▸ **Supplied data**
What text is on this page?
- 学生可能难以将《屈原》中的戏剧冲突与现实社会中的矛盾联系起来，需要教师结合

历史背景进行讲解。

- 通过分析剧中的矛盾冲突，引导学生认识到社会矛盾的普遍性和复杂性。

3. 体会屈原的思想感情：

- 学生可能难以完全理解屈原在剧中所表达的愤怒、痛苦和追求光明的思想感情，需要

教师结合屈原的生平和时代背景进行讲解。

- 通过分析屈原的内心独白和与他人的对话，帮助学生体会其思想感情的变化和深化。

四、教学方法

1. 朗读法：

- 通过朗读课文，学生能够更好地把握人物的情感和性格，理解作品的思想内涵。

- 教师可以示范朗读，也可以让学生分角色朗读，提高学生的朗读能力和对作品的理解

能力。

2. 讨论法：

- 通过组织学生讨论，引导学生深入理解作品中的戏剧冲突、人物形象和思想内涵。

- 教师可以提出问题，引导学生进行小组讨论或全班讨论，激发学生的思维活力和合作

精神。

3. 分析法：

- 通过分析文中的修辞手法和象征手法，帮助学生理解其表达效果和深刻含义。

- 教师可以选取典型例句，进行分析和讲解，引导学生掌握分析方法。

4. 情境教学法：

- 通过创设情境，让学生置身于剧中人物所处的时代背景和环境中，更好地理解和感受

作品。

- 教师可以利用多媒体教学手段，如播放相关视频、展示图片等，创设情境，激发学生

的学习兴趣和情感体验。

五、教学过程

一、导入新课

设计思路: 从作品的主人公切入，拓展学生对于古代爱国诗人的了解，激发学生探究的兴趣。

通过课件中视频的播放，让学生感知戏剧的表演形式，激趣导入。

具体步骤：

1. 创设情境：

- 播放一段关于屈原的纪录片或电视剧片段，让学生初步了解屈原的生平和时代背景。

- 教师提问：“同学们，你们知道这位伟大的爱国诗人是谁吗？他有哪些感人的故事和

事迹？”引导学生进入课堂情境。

▸ **The exercise**
Return the listing above word for word.

▸ **The solution**
What text is on this page?
- 学生可能难以将《屈原》中的戏剧冲突与现实社会中的矛盾联系起来，需要教师结合

历史背景进行讲解。

- 通过分析剧中的矛盾冲突，引导学生认识到社会矛盾的普遍性和复杂性。

3. 体会屈原的思想感情：

- 学生可能难以完全理解屈原在剧中所表达的愤怒、痛苦和追求光明的思想感情，需要

教师结合屈原的生平和时代背景进行讲解。

- 通过分析屈原的内心独白和与他人的对话，帮助学生体会其思想感情的变化和深化。

四、教学方法

1. 朗读法：

- 通过朗读课文，学生能够更好地把握人物的情感和性格，理解作品的思想内涵。

- 教师可以示范朗读，也可以让学生分角色朗读，提高学生的朗读能力和对作品的理解

能力。

2. 讨论法：

- 通过组织学生讨论，引导学生深入理解作品中的戏剧冲突、人物形象和思想内涵。

- 教师可以提出问题，引导学生进行小组讨论或全班讨论，激发学生的思维活力和合作

精神。

3. 分析法：

- 通过分析文中的修辞手法和象征手法，帮助学生理解其表达效果和深刻含义。

- 教师可以选取典型例句，进行分析和讲解，引导学生掌握分析方法。

4. 情境教学法：

- 通过创设情境，让学生置身于剧中人物所处的时代背景和环境中，更好地理解和感受

作品。

- 教师可以利用多媒体教学手段，如播放相关视频、展示图片等，创设情境，激发学生

的学习兴趣和情感体验。

五、教学过程

一、导入新课

设计思路: 从作品的主人公切入，拓展学生对于古代爱国诗人的了解，激发学生探究的兴趣。

通过课件中视频的播放，让学生感知戏剧的表演形式，激趣导入。

具体步骤：

1. 创设情境：

- 播放一段关于屈原的纪录片或电视剧片段，让学生初步了解屈原的生平和时代背景。

- 教师提问：“同学们，你们知道这位伟大的爱国诗人是谁吗？他有哪些感人的故事和

事迹？”引导学生进入课堂情境。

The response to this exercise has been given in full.